Figure content listings

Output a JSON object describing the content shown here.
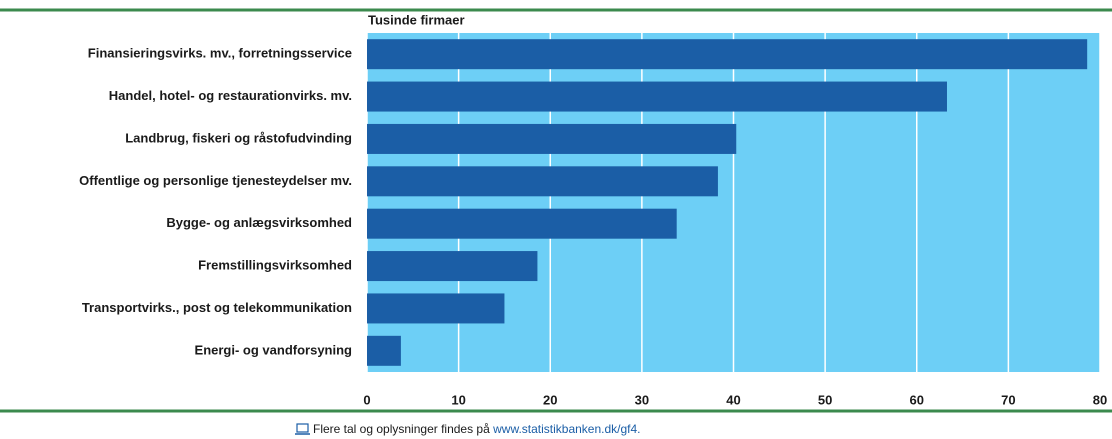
{
  "chart_data": {
    "type": "hbar",
    "title": "Tusinde firmaer",
    "categories": [
      "Finansieringsvirks. mv., forretningsservice",
      "Handel, hotel- og restaurationvirks. mv.",
      "Landbrug, fiskeri og råstofudvinding",
      "Offentlige og personlige tjenesteydelser mv.",
      "Bygge- og anlægsvirksomhed",
      "Fremstillingsvirksomhed",
      "Transportvirks., post og telekommunikation",
      "Energi- og vandforsyning"
    ],
    "values": [
      78.6,
      63.3,
      40.3,
      38.3,
      33.8,
      18.6,
      15.0,
      3.7
    ],
    "color": "#1b5ea6",
    "background": "#6dcff6",
    "xlim": [
      0,
      80
    ],
    "xticks": [
      0,
      10,
      20,
      30,
      40,
      50,
      60,
      70,
      80
    ],
    "grid": true
  },
  "footer": {
    "text": "Flere tal og oplysninger findes på ",
    "link": "www.statistikbanken.dk/gf4."
  }
}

• **Goal of the exercise**
Print every entry exactly as written, without the pictures.

• **Reply**
Output a JSON object describing the content shown here.
{
  "chart_data": {
    "type": "hbar",
    "title": "Tusinde firmaer",
    "categories": [
      "Finansieringsvirks. mv., forretningsservice",
      "Handel, hotel- og restaurationvirks. mv.",
      "Landbrug, fiskeri og råstofudvinding",
      "Offentlige og personlige tjenesteydelser mv.",
      "Bygge- og anlægsvirksomhed",
      "Fremstillingsvirksomhed",
      "Transportvirks., post og telekommunikation",
      "Energi- og vandforsyning"
    ],
    "values": [
      78.6,
      63.3,
      40.3,
      38.3,
      33.8,
      18.6,
      15.0,
      3.7
    ],
    "color": "#1b5ea6",
    "background": "#6dcff6",
    "xlim": [
      0,
      80
    ],
    "xticks": [
      0,
      10,
      20,
      30,
      40,
      50,
      60,
      70,
      80
    ],
    "grid": true
  },
  "footer": {
    "text": "Flere tal og oplysninger findes på ",
    "link": "www.statistikbanken.dk/gf4."
  }
}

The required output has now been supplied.